> Directions for this task: Extract every entry word for word.

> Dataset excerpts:

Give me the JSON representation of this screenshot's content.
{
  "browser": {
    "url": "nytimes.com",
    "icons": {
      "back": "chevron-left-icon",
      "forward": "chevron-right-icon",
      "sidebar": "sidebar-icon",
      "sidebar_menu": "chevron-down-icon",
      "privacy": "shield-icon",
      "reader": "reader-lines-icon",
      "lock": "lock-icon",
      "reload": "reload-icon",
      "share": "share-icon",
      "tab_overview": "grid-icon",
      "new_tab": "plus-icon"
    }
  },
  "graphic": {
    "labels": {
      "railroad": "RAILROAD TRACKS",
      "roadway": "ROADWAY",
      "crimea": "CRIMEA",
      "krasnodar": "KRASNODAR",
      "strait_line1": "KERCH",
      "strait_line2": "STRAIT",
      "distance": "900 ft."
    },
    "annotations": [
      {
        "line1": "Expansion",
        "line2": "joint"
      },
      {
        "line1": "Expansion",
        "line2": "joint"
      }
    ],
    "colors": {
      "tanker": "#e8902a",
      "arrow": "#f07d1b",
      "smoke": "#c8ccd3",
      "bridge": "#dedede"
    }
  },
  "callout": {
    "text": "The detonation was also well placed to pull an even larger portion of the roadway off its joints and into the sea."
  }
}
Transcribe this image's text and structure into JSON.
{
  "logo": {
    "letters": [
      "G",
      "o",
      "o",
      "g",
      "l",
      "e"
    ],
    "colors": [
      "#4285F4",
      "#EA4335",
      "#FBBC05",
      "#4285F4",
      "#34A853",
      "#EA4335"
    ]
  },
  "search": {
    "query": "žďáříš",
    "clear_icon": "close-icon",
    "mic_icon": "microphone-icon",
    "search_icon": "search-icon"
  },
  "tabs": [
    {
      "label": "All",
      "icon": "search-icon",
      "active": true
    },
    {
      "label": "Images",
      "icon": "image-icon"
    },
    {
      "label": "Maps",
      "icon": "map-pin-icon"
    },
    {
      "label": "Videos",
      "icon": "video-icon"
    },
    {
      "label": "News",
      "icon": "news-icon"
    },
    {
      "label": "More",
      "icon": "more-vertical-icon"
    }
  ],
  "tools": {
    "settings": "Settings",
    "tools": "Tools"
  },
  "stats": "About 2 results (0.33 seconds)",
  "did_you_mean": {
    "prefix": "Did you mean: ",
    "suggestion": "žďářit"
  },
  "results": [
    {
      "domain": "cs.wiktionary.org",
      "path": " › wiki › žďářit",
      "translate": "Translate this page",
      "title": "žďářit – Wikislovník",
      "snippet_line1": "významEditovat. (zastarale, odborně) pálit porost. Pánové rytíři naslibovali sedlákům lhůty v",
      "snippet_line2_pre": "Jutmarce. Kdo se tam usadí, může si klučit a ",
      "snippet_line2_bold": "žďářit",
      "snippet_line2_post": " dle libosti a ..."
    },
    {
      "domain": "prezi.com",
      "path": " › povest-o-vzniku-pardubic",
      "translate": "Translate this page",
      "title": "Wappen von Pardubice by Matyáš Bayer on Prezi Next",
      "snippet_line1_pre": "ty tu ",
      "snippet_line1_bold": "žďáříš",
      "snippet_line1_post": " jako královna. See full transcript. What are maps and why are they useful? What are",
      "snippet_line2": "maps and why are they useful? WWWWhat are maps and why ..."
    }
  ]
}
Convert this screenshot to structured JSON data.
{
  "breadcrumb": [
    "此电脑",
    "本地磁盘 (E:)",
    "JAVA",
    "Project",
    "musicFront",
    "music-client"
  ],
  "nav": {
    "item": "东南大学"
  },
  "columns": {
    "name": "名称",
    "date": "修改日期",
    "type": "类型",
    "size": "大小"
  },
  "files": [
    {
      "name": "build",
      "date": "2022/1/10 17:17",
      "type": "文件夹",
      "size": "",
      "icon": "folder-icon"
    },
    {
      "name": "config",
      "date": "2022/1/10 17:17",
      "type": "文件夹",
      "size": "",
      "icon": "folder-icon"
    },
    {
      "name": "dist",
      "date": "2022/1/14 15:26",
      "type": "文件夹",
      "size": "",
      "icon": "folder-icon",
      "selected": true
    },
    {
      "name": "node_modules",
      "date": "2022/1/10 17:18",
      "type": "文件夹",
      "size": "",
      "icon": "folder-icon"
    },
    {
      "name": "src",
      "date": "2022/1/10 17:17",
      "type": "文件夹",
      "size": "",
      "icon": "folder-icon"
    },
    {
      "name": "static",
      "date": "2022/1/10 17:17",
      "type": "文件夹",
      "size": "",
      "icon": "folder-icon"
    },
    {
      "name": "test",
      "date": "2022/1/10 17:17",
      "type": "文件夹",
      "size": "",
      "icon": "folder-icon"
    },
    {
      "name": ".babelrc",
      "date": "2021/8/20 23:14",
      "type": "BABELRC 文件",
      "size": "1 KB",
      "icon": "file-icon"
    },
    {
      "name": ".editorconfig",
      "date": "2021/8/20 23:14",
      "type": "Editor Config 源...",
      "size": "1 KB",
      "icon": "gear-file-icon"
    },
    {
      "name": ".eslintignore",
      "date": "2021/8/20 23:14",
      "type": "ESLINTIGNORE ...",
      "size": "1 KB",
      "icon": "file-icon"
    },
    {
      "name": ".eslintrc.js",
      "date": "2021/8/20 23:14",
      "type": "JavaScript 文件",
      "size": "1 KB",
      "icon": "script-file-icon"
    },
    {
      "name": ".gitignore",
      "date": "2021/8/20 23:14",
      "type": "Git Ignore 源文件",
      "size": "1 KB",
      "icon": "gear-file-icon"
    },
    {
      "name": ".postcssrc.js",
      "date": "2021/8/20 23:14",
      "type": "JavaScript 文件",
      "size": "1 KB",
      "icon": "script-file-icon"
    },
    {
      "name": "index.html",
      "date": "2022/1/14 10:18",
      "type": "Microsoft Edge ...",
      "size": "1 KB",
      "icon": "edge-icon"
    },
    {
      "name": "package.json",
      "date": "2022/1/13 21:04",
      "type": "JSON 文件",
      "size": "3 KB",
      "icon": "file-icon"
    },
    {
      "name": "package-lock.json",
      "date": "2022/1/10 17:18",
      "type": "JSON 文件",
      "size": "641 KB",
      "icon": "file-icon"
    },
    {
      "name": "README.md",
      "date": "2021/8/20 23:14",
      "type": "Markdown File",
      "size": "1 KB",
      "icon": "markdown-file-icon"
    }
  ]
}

> Result of this exercise:
Give me the JSON representation of this screenshot's content.
{
  "browser": {
    "url": "nytimes.com",
    "icons": {
      "back": "chevron-left-icon",
      "forward": "chevron-right-icon",
      "sidebar": "sidebar-icon",
      "sidebar_menu": "chevron-down-icon",
      "privacy": "shield-icon",
      "reader": "reader-lines-icon",
      "lock": "lock-icon",
      "reload": "reload-icon",
      "share": "share-icon",
      "tab_overview": "grid-icon",
      "new_tab": "plus-icon"
    }
  },
  "graphic": {
    "labels": {
      "railroad": "RAILROAD TRACKS",
      "roadway": "ROADWAY",
      "crimea": "CRIMEA",
      "krasnodar": "KRASNODAR",
      "strait_line1": "KERCH",
      "strait_line2": "STRAIT",
      "distance": "900 ft."
    },
    "annotations": [
      {
        "line1": "Expansion",
        "line2": "joint"
      },
      {
        "line1": "Expansion",
        "line2": "joint"
      }
    ],
    "colors": {
      "tanker": "#e8902a",
      "arrow": "#f07d1b",
      "smoke": "#c8ccd3",
      "bridge": "#dedede"
    }
  },
  "callout": {
    "text": "The detonation was also well placed to pull an even larger portion of the roadway off its joints and into the sea."
  }
}
Transcribe this image's text and structure into JSON.
{
  "logo": {
    "letters": [
      "G",
      "o",
      "o",
      "g",
      "l",
      "e"
    ],
    "colors": [
      "#4285F4",
      "#EA4335",
      "#FBBC05",
      "#4285F4",
      "#34A853",
      "#EA4335"
    ]
  },
  "search": {
    "query": "žďáříš",
    "clear_icon": "close-icon",
    "mic_icon": "microphone-icon",
    "search_icon": "search-icon"
  },
  "tabs": [
    {
      "label": "All",
      "icon": "search-icon",
      "active": true
    },
    {
      "label": "Images",
      "icon": "image-icon"
    },
    {
      "label": "Maps",
      "icon": "map-pin-icon"
    },
    {
      "label": "Videos",
      "icon": "video-icon"
    },
    {
      "label": "News",
      "icon": "news-icon"
    },
    {
      "label": "More",
      "icon": "more-vertical-icon"
    }
  ],
  "tools": {
    "settings": "Settings",
    "tools": "Tools"
  },
  "stats": "About 2 results (0.33 seconds)",
  "did_you_mean": {
    "prefix": "Did you mean: ",
    "suggestion": "žďářit"
  },
  "results": [
    {
      "domain": "cs.wiktionary.org",
      "path": " › wiki › žďářit",
      "translate": "Translate this page",
      "title": "žďářit – Wikislovník",
      "snippet_line1": "významEditovat. (zastarale, odborně) pálit porost. Pánové rytíři naslibovali sedlákům lhůty v",
      "snippet_line2_pre": "Jutmarce. Kdo se tam usadí, může si klučit a ",
      "snippet_line2_bold": "žďářit",
      "snippet_line2_post": " dle libosti a ..."
    },
    {
      "domain": "prezi.com",
      "path": " › povest-o-vzniku-pardubic",
      "translate": "Translate this page",
      "title": "Wappen von Pardubice by Matyáš Bayer on Prezi Next",
      "snippet_line1_pre": "ty tu ",
      "snippet_line1_bold": "žďáříš",
      "snippet_line1_post": " jako královna. See full transcript. What are maps and why are they useful? What are",
      "snippet_line2": "maps and why are they useful? WWWWhat are maps and why ..."
    }
  ]
}
Convert this screenshot to structured JSON data.
{
  "breadcrumb": [
    "此电脑",
    "本地磁盘 (E:)",
    "JAVA",
    "Project",
    "musicFront",
    "music-client"
  ],
  "nav": {
    "item": "东南大学"
  },
  "columns": {
    "name": "名称",
    "date": "修改日期",
    "type": "类型",
    "size": "大小"
  },
  "files": [
    {
      "name": "build",
      "date": "2022/1/10 17:17",
      "type": "文件夹",
      "size": "",
      "icon": "folder-icon"
    },
    {
      "name": "config",
      "date": "2022/1/10 17:17",
      "type": "文件夹",
      "size": "",
      "icon": "folder-icon"
    },
    {
      "name": "dist",
      "date": "2022/1/14 15:26",
      "type": "文件夹",
      "size": "",
      "icon": "folder-icon",
      "selected": true
    },
    {
      "name": "node_modules",
      "date": "2022/1/10 17:18",
      "type": "文件夹",
      "size": "",
      "icon": "folder-icon"
    },
    {
      "name": "src",
      "date": "2022/1/10 17:17",
      "type": "文件夹",
      "size": "",
      "icon": "folder-icon"
    },
    {
      "name": "static",
      "date": "2022/1/10 17:17",
      "type": "文件夹",
      "size": "",
      "icon": "folder-icon"
    },
    {
      "name": "test",
      "date": "2022/1/10 17:17",
      "type": "文件夹",
      "size": "",
      "icon": "folder-icon"
    },
    {
      "name": ".babelrc",
      "date": "2021/8/20 23:14",
      "type": "BABELRC 文件",
      "size": "1 KB",
      "icon": "file-icon"
    },
    {
      "name": ".editorconfig",
      "date": "2021/8/20 23:14",
      "type": "Editor Config 源...",
      "size": "1 KB",
      "icon": "gear-file-icon"
    },
    {
      "name": ".eslintignore",
      "date": "2021/8/20 23:14",
      "type": "ESLINTIGNORE ...",
      "size": "1 KB",
      "icon": "file-icon"
    },
    {
      "name": ".eslintrc.js",
      "date": "2021/8/20 23:14",
      "type": "JavaScript 文件",
      "size": "1 KB",
      "icon": "script-file-icon"
    },
    {
      "name": ".gitignore",
      "date": "2021/8/20 23:14",
      "type": "Git Ignore 源文件",
      "size": "1 KB",
      "icon": "gear-file-icon"
    },
    {
      "name": ".postcssrc.js",
      "date": "2021/8/20 23:14",
      "type": "JavaScript 文件",
      "size": "1 KB",
      "icon": "script-file-icon"
    },
    {
      "name": "index.html",
      "date": "2022/1/14 10:18",
      "type": "Microsoft Edge ...",
      "size": "1 KB",
      "icon": "edge-icon"
    },
    {
      "name": "package.json",
      "date": "2022/1/13 21:04",
      "type": "JSON 文件",
      "size": "3 KB",
      "icon": "file-icon"
    },
    {
      "name": "package-lock.json",
      "date": "2022/1/10 17:18",
      "type": "JSON 文件",
      "size": "641 KB",
      "icon": "file-icon"
    },
    {
      "name": "README.md",
      "date": "2021/8/20 23:14",
      "type": "Markdown File",
      "size": "1 KB",
      "icon": "markdown-file-icon"
    }
  ]
}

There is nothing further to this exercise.